Extracted records:
§ §

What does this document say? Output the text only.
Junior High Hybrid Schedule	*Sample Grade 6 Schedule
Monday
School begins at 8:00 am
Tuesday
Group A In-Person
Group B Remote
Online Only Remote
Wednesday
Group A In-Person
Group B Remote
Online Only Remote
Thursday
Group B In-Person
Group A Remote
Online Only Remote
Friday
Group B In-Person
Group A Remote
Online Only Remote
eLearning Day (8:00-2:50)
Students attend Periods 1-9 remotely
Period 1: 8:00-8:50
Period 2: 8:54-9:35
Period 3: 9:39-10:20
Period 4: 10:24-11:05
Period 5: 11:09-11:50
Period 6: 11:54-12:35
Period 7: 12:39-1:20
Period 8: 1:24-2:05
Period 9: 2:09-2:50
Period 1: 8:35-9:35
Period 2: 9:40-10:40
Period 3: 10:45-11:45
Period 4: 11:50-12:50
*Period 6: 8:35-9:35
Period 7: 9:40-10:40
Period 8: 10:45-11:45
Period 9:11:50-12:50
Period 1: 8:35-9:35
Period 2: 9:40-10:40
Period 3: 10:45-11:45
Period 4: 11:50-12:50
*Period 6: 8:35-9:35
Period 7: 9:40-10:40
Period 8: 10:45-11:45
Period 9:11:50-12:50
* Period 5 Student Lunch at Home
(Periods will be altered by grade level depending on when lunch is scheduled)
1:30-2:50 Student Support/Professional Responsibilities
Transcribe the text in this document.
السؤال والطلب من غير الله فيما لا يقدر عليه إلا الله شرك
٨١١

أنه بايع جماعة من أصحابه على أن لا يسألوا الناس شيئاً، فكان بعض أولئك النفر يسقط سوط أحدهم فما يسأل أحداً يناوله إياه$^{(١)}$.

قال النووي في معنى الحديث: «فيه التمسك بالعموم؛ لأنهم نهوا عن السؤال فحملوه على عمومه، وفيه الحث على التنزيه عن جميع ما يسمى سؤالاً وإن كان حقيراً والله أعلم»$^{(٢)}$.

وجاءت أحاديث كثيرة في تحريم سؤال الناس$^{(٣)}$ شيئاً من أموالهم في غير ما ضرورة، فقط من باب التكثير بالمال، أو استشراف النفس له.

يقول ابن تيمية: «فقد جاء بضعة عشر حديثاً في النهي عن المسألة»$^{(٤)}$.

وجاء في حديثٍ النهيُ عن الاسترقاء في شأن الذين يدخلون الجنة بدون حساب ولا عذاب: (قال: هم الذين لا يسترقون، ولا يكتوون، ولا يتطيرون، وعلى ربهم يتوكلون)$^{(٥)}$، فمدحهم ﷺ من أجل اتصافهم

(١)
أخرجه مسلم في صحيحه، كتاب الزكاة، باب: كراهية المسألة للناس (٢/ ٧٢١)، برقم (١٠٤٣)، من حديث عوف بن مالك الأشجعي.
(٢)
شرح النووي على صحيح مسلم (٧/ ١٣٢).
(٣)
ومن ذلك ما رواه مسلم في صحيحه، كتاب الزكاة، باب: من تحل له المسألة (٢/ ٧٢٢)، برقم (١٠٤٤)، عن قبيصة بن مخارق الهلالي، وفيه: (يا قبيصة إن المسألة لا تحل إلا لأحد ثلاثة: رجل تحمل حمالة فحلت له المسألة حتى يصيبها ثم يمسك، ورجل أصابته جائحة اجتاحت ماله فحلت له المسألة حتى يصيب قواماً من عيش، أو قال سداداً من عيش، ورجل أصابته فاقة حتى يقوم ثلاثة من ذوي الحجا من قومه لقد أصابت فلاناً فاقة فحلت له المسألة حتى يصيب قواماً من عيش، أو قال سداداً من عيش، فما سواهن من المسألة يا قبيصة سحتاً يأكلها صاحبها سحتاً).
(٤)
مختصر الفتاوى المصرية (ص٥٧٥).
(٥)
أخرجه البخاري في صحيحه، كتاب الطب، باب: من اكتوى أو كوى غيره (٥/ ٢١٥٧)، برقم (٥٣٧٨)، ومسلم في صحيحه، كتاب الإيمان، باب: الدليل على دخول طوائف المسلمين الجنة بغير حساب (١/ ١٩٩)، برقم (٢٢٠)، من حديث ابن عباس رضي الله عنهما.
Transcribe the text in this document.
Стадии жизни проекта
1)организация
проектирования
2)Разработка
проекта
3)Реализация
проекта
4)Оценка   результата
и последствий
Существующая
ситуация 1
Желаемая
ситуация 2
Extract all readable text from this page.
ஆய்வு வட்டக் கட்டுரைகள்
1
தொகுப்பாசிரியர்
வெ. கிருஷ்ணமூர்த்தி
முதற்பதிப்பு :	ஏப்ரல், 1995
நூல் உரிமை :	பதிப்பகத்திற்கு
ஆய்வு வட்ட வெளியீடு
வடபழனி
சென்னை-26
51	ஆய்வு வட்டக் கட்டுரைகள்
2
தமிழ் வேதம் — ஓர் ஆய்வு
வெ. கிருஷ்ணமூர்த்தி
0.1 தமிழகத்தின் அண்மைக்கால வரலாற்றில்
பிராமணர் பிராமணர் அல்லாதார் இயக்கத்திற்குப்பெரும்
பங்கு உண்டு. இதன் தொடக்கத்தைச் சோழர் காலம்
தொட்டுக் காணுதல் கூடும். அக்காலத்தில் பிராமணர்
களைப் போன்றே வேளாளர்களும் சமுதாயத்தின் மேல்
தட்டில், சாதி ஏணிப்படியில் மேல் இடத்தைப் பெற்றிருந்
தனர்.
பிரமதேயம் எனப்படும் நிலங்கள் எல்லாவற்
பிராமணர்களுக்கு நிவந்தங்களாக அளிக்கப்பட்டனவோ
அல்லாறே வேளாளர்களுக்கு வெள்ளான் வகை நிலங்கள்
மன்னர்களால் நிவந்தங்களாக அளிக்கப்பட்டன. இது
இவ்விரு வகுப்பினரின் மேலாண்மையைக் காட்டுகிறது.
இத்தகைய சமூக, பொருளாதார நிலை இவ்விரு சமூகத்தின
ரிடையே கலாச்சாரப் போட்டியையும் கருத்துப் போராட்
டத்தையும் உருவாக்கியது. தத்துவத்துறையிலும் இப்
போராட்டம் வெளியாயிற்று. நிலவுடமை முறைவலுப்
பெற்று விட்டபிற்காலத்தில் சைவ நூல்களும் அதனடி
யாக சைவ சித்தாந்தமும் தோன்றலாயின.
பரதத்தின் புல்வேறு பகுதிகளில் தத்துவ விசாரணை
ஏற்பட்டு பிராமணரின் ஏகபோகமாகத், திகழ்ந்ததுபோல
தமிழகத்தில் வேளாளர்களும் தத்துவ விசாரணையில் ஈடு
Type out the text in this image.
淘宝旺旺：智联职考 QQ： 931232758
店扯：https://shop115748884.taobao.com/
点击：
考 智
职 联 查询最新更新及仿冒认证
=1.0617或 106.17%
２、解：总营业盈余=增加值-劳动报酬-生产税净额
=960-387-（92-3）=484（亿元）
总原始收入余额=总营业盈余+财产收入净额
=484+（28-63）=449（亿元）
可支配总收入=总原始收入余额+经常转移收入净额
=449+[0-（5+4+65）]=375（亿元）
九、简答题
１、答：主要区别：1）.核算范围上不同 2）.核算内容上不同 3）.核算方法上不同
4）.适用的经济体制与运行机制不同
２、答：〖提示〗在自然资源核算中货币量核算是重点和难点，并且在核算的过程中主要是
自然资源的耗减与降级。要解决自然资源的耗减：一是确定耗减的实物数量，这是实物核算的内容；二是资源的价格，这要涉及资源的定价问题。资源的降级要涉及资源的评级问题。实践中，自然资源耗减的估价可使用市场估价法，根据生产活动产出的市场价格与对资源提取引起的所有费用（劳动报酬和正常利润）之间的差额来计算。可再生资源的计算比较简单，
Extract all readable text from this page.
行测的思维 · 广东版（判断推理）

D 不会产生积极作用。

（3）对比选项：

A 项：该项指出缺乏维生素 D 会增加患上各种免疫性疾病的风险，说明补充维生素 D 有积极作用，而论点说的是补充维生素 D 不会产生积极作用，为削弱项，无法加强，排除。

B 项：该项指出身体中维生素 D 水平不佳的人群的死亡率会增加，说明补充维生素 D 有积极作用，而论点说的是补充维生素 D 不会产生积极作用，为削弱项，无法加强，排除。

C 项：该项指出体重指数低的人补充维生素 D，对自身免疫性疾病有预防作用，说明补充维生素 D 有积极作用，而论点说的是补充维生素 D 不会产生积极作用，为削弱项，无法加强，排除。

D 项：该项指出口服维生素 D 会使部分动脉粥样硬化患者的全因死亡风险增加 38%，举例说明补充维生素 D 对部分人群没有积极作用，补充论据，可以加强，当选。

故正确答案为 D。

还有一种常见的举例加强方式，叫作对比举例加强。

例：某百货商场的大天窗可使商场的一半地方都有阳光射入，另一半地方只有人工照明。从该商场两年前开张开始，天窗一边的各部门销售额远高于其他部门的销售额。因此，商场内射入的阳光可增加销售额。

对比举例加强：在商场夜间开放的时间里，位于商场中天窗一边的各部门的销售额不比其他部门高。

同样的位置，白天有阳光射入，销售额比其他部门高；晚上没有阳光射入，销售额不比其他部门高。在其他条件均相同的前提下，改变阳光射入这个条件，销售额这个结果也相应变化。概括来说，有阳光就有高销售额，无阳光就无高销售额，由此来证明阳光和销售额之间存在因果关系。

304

§ §

* _Task directions_
Return only the number of lines in the preceding records that contain the string "无法加强".

* _Answer in full_
3